-- start of SELECTED PASSAGE --
The International Forum on Diplomatic Training: Past and Present

In December 2023, I was privileged to attend the 49th International Forum on Diplomatic Training (IFDT), hosted by the Devawongse Varopakarn Institute of Foreign Affairs in Bangkok, where I reported some of our project’s key findings in a two-page brochure. The generosity of our Thai hosts underlined how this meeting was in itself a diplomatic event as much as a meeting of educators, involving delegations from diplomatic academies across the globe. The number of IFDT member organisations has grown in recent years, and the list of offers to host the annual meeting has lengthened. This suggests that, after more than fifty years of existence and a degree of dependence on its co-chairs in the Diplomatische Akademie Vienna and Georgetown University to host it, the IFDT has a bright and increasingly global future ahead.

Credit: Devawongse Varopakarn Institute of Foreign Affairs, 2023

The IFDT started in 1973 with an ‘informal gathering’ at the Vienna Academy, where “a Secretariat for a loose organization to facilitate communication”[1] was established. Training programmes were expanding: Georgetown’s School of Foreign Service increased student numbers by 90% from 1971-1976, and its reports from the time indicate that their main interest in the IFDT was to facilitate exchanges and placement opportunities for its growing student body.[2] From the very beginning, directors of African diplomatic academies were present, namely Adamou Ndam Njoya of the newly-established International Relations Institute of Cameroon and Amb. Ibrahim Sabri of the Egyptian Diplomatic Institute. All the other academies represented were Western, but many trainers such as Ralph Feltham of the Oxford University Foreign Service Programme (FSP), and Lucius Caflisch of the Graduate Institute were training African diplomats at the time. As a consequence, in the course of our archival research we have frequently crossed paths with the IFDT. Its story is told more fully elsewhere, and this month’s blog does not seek to evaluate its activities in any comprehensive sense. Instead, it uses some of these moments of connection across several different archives to offer an incomplete picture that nonetheless draws attention to the role of training by and for African diplomats in the wake of decolonization, within the developing international landscape of diplomatic training.

African Presence, Eurocentric Leadership

As the IFDT felt its way in its early years, there was a clear sense of European leadership on the one hand and a Third World ‘problem’ on the other. This is clear in the reports and presentations of Ralph Feltham, who was a particularly enthusiastic member, which give us insight into what was discussed in the early meetings. These mostly reflect his perspective, but also give insight into the collective experience and thinking of the forum, relating to pedagogy, curriculum and the changing nature of diplomacy. At the first meeting, he presented a “projection of educational needs for future professional training” where he outlined four ‘deficiencies’ that clearly relate to his view of trainee diplomats from the ‘developing world’:

  1. Lack of knowledge of recent diplomatic history - more important than learning about Old Europe and its empires.
-- end of SELECTED PASSAGE --
STATED GOAL: In the passage on the diplomatic training forum, what reason does the writer give for their archival research having frequently crossed paths with the IFDT? Answer in one to three sentences.
-- start of DATA ENTRIES --
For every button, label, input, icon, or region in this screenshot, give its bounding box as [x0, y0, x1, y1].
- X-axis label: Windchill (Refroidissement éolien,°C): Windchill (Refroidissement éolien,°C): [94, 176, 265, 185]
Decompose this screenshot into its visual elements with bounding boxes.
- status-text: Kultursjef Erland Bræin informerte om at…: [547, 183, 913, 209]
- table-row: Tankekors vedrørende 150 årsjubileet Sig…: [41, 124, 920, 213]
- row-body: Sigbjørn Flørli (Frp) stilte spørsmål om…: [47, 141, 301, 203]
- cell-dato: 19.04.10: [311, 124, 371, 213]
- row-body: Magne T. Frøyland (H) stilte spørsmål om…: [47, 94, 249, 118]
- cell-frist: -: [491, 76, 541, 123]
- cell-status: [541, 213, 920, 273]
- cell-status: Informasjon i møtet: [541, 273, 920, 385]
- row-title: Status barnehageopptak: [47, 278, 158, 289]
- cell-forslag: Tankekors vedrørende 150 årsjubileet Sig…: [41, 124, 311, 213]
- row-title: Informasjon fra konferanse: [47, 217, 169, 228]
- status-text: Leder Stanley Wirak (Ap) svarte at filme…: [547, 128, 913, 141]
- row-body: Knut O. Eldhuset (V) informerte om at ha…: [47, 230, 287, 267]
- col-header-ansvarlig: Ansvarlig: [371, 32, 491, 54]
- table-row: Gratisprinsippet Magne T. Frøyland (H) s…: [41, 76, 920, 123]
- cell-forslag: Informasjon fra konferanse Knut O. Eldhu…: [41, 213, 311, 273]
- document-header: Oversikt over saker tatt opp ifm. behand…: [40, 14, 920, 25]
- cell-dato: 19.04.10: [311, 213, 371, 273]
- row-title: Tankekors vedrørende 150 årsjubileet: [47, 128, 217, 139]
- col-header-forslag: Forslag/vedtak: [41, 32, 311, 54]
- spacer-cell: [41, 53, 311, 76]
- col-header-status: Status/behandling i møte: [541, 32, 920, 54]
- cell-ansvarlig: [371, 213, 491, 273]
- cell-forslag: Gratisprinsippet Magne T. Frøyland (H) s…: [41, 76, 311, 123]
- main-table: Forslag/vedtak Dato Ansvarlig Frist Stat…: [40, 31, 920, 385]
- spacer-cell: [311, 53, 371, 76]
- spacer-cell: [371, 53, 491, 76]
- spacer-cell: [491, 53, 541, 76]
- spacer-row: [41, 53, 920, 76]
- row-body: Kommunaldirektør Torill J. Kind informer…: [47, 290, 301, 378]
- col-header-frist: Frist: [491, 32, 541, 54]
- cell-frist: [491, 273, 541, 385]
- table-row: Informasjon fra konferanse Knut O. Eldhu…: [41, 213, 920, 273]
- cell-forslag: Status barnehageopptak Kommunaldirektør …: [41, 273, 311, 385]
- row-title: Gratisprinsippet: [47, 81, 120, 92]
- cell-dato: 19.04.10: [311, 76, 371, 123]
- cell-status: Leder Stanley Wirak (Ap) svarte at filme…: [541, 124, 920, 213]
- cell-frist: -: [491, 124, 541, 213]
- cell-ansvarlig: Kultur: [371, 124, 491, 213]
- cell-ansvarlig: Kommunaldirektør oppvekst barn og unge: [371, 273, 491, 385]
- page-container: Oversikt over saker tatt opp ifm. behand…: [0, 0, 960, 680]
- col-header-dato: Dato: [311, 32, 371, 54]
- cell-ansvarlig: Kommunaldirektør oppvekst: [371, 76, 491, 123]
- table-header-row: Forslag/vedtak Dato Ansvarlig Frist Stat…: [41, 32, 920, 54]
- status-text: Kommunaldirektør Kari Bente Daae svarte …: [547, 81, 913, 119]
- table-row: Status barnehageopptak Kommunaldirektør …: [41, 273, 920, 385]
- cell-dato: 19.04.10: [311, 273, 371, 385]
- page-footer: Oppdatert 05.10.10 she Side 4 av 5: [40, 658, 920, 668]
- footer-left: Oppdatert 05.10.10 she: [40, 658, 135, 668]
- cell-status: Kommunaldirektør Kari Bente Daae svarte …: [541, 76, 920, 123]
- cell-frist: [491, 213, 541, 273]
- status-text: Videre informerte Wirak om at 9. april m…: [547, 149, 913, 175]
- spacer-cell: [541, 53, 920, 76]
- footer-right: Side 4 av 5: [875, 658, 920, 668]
-- end of DATA ENTRIES --
EXERCISE OUTPUT: From its first meeting, the IFDT included directors of African diplomatic academies: Adamou Ndam Njoya of the International Relations Institute of Cameroon and Amb. Ibrahim Sabri of the Egyptian Diplomatic Institute. Many trainers from the Western academies, such as Ralph Feltham and Lucius Caflisch, were also training African diplomats at the time.